(begin)
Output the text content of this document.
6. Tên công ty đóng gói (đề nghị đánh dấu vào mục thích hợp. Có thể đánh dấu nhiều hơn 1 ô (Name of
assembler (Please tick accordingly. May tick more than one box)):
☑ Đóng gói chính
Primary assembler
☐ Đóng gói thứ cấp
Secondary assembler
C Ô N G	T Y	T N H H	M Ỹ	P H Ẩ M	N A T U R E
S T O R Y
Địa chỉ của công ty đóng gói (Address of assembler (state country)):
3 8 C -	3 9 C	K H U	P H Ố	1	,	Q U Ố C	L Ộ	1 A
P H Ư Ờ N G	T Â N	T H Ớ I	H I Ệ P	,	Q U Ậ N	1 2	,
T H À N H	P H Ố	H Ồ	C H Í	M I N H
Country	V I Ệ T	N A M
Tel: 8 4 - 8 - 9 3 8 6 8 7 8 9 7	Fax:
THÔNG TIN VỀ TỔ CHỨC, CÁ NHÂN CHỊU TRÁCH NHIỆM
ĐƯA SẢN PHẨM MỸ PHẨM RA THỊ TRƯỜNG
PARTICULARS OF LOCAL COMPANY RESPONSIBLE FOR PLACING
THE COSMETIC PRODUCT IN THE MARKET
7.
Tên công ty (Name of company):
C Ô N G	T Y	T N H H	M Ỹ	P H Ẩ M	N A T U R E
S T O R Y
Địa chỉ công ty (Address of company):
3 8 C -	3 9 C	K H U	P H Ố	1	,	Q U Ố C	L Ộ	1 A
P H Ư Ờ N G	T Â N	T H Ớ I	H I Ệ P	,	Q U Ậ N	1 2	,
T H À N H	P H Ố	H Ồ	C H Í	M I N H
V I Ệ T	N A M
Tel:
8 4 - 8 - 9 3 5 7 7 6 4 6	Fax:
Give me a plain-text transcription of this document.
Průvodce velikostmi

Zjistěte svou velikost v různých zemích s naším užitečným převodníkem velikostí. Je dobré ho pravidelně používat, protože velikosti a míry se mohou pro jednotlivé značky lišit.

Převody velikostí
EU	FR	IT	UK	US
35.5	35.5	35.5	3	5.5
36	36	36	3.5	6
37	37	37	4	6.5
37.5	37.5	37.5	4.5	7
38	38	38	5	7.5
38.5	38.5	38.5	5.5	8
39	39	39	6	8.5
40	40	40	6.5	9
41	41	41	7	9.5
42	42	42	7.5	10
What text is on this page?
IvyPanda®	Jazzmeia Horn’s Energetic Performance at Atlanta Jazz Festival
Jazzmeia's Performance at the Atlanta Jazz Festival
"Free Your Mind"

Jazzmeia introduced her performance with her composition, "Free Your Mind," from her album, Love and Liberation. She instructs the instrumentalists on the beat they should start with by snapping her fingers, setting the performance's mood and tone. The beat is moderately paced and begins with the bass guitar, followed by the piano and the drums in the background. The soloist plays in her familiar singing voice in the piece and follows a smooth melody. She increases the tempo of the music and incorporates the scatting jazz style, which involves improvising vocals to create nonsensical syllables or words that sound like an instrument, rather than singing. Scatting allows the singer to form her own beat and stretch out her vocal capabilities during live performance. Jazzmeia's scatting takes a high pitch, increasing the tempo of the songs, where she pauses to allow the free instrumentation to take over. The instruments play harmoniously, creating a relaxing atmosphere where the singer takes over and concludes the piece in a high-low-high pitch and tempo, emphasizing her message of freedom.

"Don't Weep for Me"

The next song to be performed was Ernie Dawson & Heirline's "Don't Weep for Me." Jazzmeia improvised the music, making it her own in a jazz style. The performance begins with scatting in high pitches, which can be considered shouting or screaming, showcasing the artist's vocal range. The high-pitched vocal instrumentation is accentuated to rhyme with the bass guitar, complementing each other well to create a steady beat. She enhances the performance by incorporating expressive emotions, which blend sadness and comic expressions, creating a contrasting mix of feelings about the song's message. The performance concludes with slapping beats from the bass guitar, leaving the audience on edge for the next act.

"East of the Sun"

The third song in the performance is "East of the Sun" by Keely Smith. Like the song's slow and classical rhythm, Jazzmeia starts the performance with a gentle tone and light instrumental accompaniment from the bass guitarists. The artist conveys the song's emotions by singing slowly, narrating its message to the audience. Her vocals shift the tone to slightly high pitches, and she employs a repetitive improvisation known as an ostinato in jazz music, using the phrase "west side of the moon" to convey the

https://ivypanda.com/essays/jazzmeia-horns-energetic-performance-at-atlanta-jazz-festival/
(end)
■ WORK REQUIRED:
Print all of the data exactly as it was given.

■ COMPLETED EXERCISE:
Output the text content of this document.
6. Tên công ty đóng gói (đề nghị đánh dấu vào mục thích hợp. Có thể đánh dấu nhiều hơn 1 ô (Name of
assembler (Please tick accordingly. May tick more than one box)):
☑ Đóng gói chính
Primary assembler
☐ Đóng gói thứ cấp
Secondary assembler
C Ô N G	T Y	T N H H	M Ỹ	P H Ẩ M	N A T U R E
S T O R Y
Địa chỉ của công ty đóng gói (Address of assembler (state country)):
3 8 C -	3 9 C	K H U	P H Ố	1	,	Q U Ố C	L Ộ	1 A
P H Ư Ờ N G	T Â N	T H Ớ I	H I Ệ P	,	Q U Ậ N	1 2	,
T H À N H	P H Ố	H Ồ	C H Í	M I N H
Country	V I Ệ T	N A M
Tel: 8 4 - 8 - 9 3 8 6 8 7 8 9 7	Fax:
THÔNG TIN VỀ TỔ CHỨC, CÁ NHÂN CHỊU TRÁCH NHIỆM
ĐƯA SẢN PHẨM MỸ PHẨM RA THỊ TRƯỜNG
PARTICULARS OF LOCAL COMPANY RESPONSIBLE FOR PLACING
THE COSMETIC PRODUCT IN THE MARKET
7.
Tên công ty (Name of company):
C Ô N G	T Y	T N H H	M Ỹ	P H Ẩ M	N A T U R E
S T O R Y
Địa chỉ công ty (Address of company):
3 8 C -	3 9 C	K H U	P H Ố	1	,	Q U Ố C	L Ộ	1 A
P H Ư Ờ N G	T Â N	T H Ớ I	H I Ệ P	,	Q U Ậ N	1 2	,
T H À N H	P H Ố	H Ồ	C H Í	M I N H
V I Ệ T	N A M
Tel:
8 4 - 8 - 9 3 5 7 7 6 4 6	Fax:
Give me a plain-text transcription of this document.
Průvodce velikostmi

Zjistěte svou velikost v různých zemích s naším užitečným převodníkem velikostí. Je dobré ho pravidelně používat, protože velikosti a míry se mohou pro jednotlivé značky lišit.

Převody velikostí
EU	FR	IT	UK	US
35.5	35.5	35.5	3	5.5
36	36	36	3.5	6
37	37	37	4	6.5
37.5	37.5	37.5	4.5	7
38	38	38	5	7.5
38.5	38.5	38.5	5.5	8
39	39	39	6	8.5
40	40	40	6.5	9
41	41	41	7	9.5
42	42	42	7.5	10
What text is on this page?
IvyPanda®	Jazzmeia Horn’s Energetic Performance at Atlanta Jazz Festival
Jazzmeia's Performance at the Atlanta Jazz Festival
"Free Your Mind"

Jazzmeia introduced her performance with her composition, "Free Your Mind," from her album, Love and Liberation. She instructs the instrumentalists on the beat they should start with by snapping her fingers, setting the performance's mood and tone. The beat is moderately paced and begins with the bass guitar, followed by the piano and the drums in the background. The soloist plays in her familiar singing voice in the piece and follows a smooth melody. She increases the tempo of the music and incorporates the scatting jazz style, which involves improvising vocals to create nonsensical syllables or words that sound like an instrument, rather than singing. Scatting allows the singer to form her own beat and stretch out her vocal capabilities during live performance. Jazzmeia's scatting takes a high pitch, increasing the tempo of the songs, where she pauses to allow the free instrumentation to take over. The instruments play harmoniously, creating a relaxing atmosphere where the singer takes over and concludes the piece in a high-low-high pitch and tempo, emphasizing her message of freedom.

"Don't Weep for Me"

The next song to be performed was Ernie Dawson & Heirline's "Don't Weep for Me." Jazzmeia improvised the music, making it her own in a jazz style. The performance begins with scatting in high pitches, which can be considered shouting or screaming, showcasing the artist's vocal range. The high-pitched vocal instrumentation is accentuated to rhyme with the bass guitar, complementing each other well to create a steady beat. She enhances the performance by incorporating expressive emotions, which blend sadness and comic expressions, creating a contrasting mix of feelings about the song's message. The performance concludes with slapping beats from the bass guitar, leaving the audience on edge for the next act.

"East of the Sun"

The third song in the performance is "East of the Sun" by Keely Smith. Like the song's slow and classical rhythm, Jazzmeia starts the performance with a gentle tone and light instrumental accompaniment from the bass guitarists. The artist conveys the song's emotions by singing slowly, narrating its message to the audience. Her vocals shift the tone to slightly high pitches, and she employs a repetitive improvisation known as an ostinato in jazz music, using the phrase "west side of the moon" to convey the

https://ivypanda.com/essays/jazzmeia-horns-energetic-performance-at-atlanta-jazz-festival/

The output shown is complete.